Stated problem: Where a line holds the string "sortants", return that line.

Material supplied:
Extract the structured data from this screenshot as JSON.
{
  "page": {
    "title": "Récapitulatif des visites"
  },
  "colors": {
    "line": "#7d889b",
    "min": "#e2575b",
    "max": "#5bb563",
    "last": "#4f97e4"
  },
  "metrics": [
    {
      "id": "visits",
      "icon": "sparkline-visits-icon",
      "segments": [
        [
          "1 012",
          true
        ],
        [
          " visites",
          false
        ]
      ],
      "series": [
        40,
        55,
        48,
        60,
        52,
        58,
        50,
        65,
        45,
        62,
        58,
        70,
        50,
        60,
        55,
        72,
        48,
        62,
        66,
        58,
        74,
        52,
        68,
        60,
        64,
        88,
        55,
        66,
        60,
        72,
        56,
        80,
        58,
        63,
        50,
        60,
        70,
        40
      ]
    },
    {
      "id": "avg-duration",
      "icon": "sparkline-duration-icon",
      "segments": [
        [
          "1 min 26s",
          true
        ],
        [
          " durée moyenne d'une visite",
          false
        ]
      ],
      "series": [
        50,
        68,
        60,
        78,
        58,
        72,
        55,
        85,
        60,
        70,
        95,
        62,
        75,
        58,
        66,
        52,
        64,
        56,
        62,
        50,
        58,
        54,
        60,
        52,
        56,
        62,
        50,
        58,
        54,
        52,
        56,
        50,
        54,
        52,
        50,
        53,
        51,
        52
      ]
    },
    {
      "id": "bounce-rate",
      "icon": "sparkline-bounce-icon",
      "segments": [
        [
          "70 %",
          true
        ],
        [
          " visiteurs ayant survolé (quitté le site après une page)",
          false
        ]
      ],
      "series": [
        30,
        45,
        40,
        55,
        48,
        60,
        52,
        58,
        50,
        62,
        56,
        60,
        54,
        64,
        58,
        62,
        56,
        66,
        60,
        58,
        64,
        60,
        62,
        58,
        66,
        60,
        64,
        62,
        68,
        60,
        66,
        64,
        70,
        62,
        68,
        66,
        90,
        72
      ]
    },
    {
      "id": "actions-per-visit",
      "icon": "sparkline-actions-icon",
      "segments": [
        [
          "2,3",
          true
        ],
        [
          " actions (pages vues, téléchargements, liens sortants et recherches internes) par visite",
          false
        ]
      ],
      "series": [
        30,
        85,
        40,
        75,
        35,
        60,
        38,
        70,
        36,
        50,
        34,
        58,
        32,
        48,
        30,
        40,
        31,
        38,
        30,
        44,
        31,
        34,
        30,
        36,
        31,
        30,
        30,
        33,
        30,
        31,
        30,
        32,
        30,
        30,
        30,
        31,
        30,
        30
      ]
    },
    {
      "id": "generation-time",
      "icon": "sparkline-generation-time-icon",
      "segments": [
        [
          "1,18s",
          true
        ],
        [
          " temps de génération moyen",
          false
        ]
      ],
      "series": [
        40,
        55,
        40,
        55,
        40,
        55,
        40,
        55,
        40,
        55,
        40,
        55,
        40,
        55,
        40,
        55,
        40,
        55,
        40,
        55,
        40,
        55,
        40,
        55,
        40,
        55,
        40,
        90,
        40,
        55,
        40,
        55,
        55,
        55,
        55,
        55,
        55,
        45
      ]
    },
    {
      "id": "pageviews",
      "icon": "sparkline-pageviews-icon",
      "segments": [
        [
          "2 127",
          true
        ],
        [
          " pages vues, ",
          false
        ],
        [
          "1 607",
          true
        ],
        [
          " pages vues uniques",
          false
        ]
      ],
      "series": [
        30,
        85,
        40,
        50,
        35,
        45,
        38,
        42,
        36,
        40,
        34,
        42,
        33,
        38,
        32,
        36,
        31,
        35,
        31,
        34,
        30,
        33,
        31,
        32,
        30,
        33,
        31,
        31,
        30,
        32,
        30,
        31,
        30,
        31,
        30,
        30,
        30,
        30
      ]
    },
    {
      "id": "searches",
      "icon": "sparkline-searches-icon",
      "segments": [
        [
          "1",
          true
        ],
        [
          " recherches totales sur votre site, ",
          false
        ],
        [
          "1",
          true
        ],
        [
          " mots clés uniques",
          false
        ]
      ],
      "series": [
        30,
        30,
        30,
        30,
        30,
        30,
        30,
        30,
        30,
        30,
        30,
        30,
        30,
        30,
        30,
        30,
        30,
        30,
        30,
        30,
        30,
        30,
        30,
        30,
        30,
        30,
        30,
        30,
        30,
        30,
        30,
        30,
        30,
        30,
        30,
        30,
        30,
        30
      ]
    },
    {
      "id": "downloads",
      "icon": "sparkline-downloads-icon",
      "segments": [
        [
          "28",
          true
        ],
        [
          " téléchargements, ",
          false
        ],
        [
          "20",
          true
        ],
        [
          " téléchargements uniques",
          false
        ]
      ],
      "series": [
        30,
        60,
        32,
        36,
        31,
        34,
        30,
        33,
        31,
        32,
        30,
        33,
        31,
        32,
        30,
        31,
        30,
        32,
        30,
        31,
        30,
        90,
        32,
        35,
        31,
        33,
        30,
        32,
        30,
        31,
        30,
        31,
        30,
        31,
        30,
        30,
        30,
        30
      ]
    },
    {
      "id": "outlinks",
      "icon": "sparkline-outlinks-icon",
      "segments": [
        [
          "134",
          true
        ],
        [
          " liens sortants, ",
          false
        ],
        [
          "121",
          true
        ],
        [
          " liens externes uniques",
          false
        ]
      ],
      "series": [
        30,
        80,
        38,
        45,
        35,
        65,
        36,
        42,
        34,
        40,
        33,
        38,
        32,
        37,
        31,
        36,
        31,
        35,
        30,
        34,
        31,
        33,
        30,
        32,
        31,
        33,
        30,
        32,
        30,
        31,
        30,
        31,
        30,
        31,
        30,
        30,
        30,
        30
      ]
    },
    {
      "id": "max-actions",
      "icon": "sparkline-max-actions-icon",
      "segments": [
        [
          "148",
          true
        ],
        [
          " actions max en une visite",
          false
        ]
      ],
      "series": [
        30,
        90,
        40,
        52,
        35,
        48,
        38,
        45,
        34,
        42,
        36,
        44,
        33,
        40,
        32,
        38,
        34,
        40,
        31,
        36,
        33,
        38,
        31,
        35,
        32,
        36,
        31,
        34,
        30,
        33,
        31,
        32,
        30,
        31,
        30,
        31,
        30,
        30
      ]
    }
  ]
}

Answer in full:
          " actions (pages vues, téléchargements, liens sortants et recherches internes) par visite",
          " liens sortants, ",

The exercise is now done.